__TASK__. Keep only the lines of the listing that include the word "заболени", and copy them.

<<<<

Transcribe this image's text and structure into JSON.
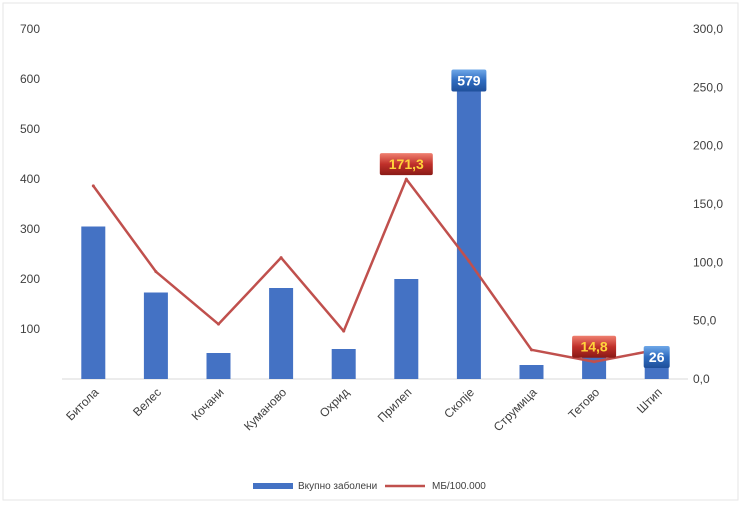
{
  "chart_data": {
    "type": "bar",
    "categories": [
      "Битола",
      "Велес",
      "Кочани",
      "Куманово",
      "Охрид",
      "Прилеп",
      "Скопје",
      "Струмица",
      "Тетово",
      "Штип"
    ],
    "series": [
      {
        "name": "Вкупно заболени",
        "type": "bar",
        "axis": "left",
        "color": "#4472c4",
        "values": [
          305,
          173,
          52,
          182,
          60,
          200,
          579,
          28,
          50,
          26
        ]
      },
      {
        "name": "МБ/100.000",
        "type": "line",
        "axis": "right",
        "color": "#c0504d",
        "values": [
          165.5,
          92,
          47,
          104,
          41,
          171.3,
          101,
          25,
          14.8,
          25
        ]
      }
    ],
    "y_left": {
      "lim": [
        0,
        700
      ],
      "ticks": [
        "700",
        "600",
        "500",
        "400",
        "300",
        "200",
        "100"
      ]
    },
    "y_right": {
      "lim": [
        0,
        300
      ],
      "ticks": [
        "300,0",
        "250,0",
        "200,0",
        "150,0",
        "100,0",
        "50,0",
        "0,0"
      ]
    },
    "data_labels": [
      {
        "text": "579",
        "series": 0,
        "index": 6,
        "style": "blue"
      },
      {
        "text": "171,3",
        "series": 1,
        "index": 5,
        "style": "red"
      },
      {
        "text": "14,8",
        "series": 1,
        "index": 8,
        "style": "red"
      },
      {
        "text": "26",
        "series": 0,
        "index": 9,
        "style": "blue"
      }
    ],
    "legend": {
      "placement": "bottom",
      "items": [
        "Вкупно заболени",
        "МБ/100.000"
      ]
    },
    "grid": false
  }
}
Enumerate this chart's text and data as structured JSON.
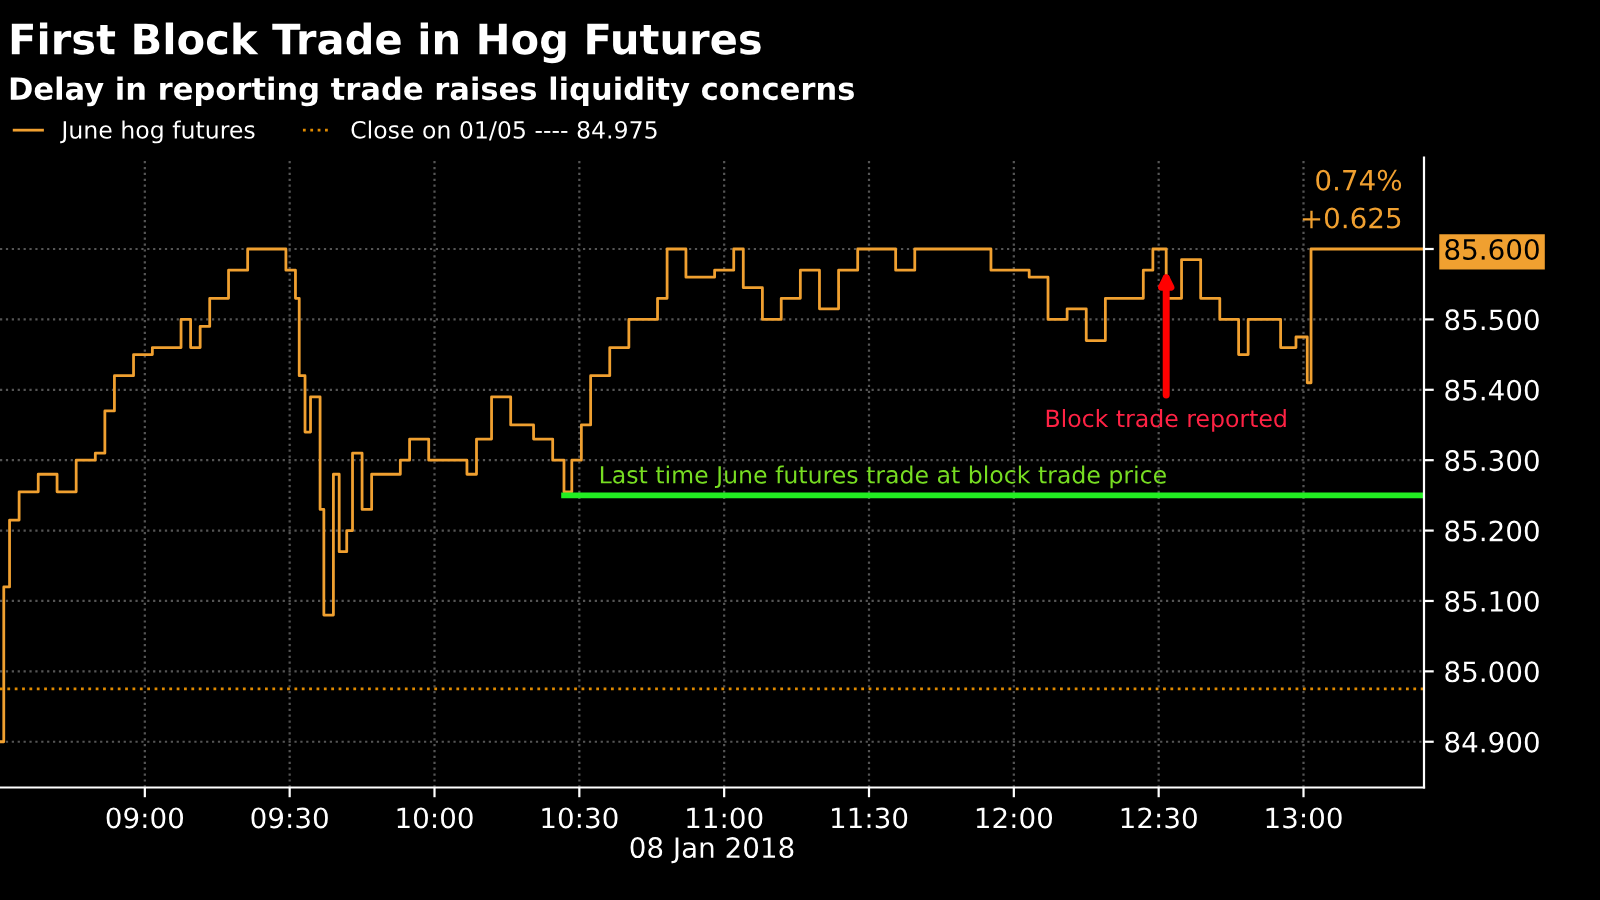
{
  "chart_data": {
    "type": "step",
    "title": "First Block Trade in Hog Futures",
    "subtitle": "Delay in reporting trade raises liquidity concerns",
    "xlabel": "08 Jan 2018",
    "xlim": [
      8.5,
      13.416
    ],
    "xticks": [
      {
        "value": 9,
        "label": "09:00"
      },
      {
        "value": 9.5,
        "label": "09:30"
      },
      {
        "value": 10,
        "label": "10:00"
      },
      {
        "value": 10.5,
        "label": "10:30"
      },
      {
        "value": 11,
        "label": "11:00"
      },
      {
        "value": 11.5,
        "label": "11:30"
      },
      {
        "value": 12,
        "label": "12:00"
      },
      {
        "value": 12.5,
        "label": "12:30"
      },
      {
        "value": 13,
        "label": "13:00"
      }
    ],
    "ylim": [
      84.835,
      85.73
    ],
    "yticks": [
      {
        "value": 84.9,
        "label": "84.900"
      },
      {
        "value": 85.0,
        "label": "85.000"
      },
      {
        "value": 85.1,
        "label": "85.100"
      },
      {
        "value": 85.2,
        "label": "85.200"
      },
      {
        "value": 85.3,
        "label": "85.300"
      },
      {
        "value": 85.4,
        "label": "85.400"
      },
      {
        "value": 85.5,
        "label": "85.500"
      },
      {
        "value": 85.6,
        "label": "85.600"
      }
    ],
    "grid": true,
    "legend": "top left",
    "marker": "none",
    "series": [
      {
        "name": "June hog futures",
        "color": "#f0a030",
        "x": [
          8.5,
          8.513,
          8.533,
          8.566,
          8.632,
          8.697,
          8.763,
          8.829,
          8.862,
          8.895,
          8.961,
          9.026,
          9.059,
          9.125,
          9.158,
          9.191,
          9.224,
          9.289,
          9.355,
          9.421,
          9.487,
          9.52,
          9.533,
          9.553,
          9.572,
          9.586,
          9.605,
          9.618,
          9.651,
          9.671,
          9.697,
          9.717,
          9.75,
          9.783,
          9.816,
          9.882,
          9.914,
          9.98,
          10.046,
          10.112,
          10.145,
          10.197,
          10.263,
          10.342,
          10.408,
          10.447,
          10.474,
          10.507,
          10.539,
          10.605,
          10.671,
          10.77,
          10.803,
          10.868,
          10.967,
          11.033,
          11.066,
          11.132,
          11.197,
          11.263,
          11.329,
          11.395,
          11.461,
          11.592,
          11.658,
          11.789,
          11.921,
          12.053,
          12.118,
          12.184,
          12.25,
          12.316,
          12.382,
          12.447,
          12.48,
          12.526,
          12.579,
          12.645,
          12.711,
          12.776,
          12.809,
          12.875,
          12.921,
          12.974,
          13.013,
          13.026,
          13.105,
          13.138,
          13.416
        ],
        "values": [
          84.9,
          85.12,
          85.215,
          85.255,
          85.28,
          85.255,
          85.3,
          85.31,
          85.37,
          85.42,
          85.45,
          85.46,
          85.46,
          85.5,
          85.46,
          85.49,
          85.53,
          85.57,
          85.6,
          85.6,
          85.57,
          85.53,
          85.42,
          85.34,
          85.39,
          85.39,
          85.23,
          85.08,
          85.28,
          85.17,
          85.2,
          85.31,
          85.23,
          85.28,
          85.28,
          85.3,
          85.33,
          85.3,
          85.3,
          85.28,
          85.33,
          85.39,
          85.35,
          85.33,
          85.3,
          85.255,
          85.3,
          85.35,
          85.42,
          85.46,
          85.5,
          85.53,
          85.6,
          85.56,
          85.57,
          85.6,
          85.545,
          85.5,
          85.53,
          85.57,
          85.515,
          85.57,
          85.6,
          85.57,
          85.6,
          85.6,
          85.57,
          85.56,
          85.5,
          85.515,
          85.47,
          85.53,
          85.53,
          85.57,
          85.6,
          85.53,
          85.585,
          85.53,
          85.5,
          85.45,
          85.5,
          85.5,
          85.46,
          85.475,
          85.41,
          85.6,
          85.6,
          85.6,
          85.6
        ]
      },
      {
        "name": "Close on 01/05 ---- 84.975",
        "color": "#e08a00",
        "type": "line",
        "line_style": "dotted",
        "x": [
          8.5,
          13.416
        ],
        "values": [
          84.975,
          84.975
        ]
      },
      {
        "color": "#22ee22",
        "type": "line",
        "line_style": "solid",
        "x": [
          10.447,
          13.416
        ],
        "values": [
          85.25,
          85.25
        ]
      }
    ],
    "annotations": [
      "Last time June futures trade at block trade price",
      {
        "text": "Block trade reported",
        "x": 12.526,
        "y": 85.57
      },
      "+0.625",
      "0.74%"
    ]
  }
}
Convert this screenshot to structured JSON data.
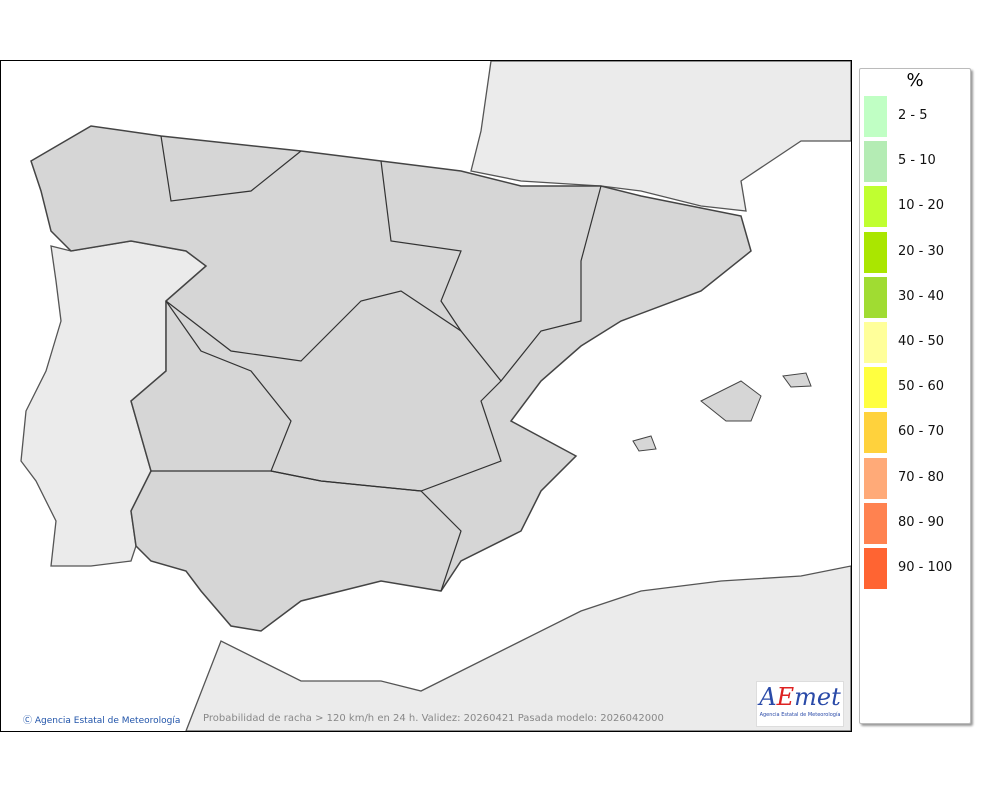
{
  "map": {
    "credit": "Agencia Estatal de Meteorología",
    "caption": "Probabilidad de racha > 120 km/h en 24 h. Validez: 20260421 Pasada modelo: 2026042000",
    "logo": {
      "brand": "AEmet",
      "subtitle": "Agencia Estatal de Meteorología"
    },
    "colors": {
      "sea": "#ffffff",
      "land_other": "#ebebeb",
      "spain": "#d6d6d6",
      "border": "#333333"
    }
  },
  "legend": {
    "unit": "%",
    "items": [
      {
        "label": "2 - 5",
        "color": "#c0ffc4"
      },
      {
        "label": "5 - 10",
        "color": "#b4ecb4"
      },
      {
        "label": "10 - 20",
        "color": "#c0ff30"
      },
      {
        "label": "20 - 30",
        "color": "#aae600"
      },
      {
        "label": "30 - 40",
        "color": "#a0dc32"
      },
      {
        "label": "40 - 50",
        "color": "#ffff9a"
      },
      {
        "label": "50 - 60",
        "color": "#ffff40"
      },
      {
        "label": "60 - 70",
        "color": "#ffd23c"
      },
      {
        "label": "70 - 80",
        "color": "#ffaa78"
      },
      {
        "label": "80 - 90",
        "color": "#ff8250"
      },
      {
        "label": "90 - 100",
        "color": "#ff6432"
      }
    ]
  }
}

>>>>

__EXPECTED ANSWER__.
        "name": "Вкупно заболени",
        "Вкупно заболени",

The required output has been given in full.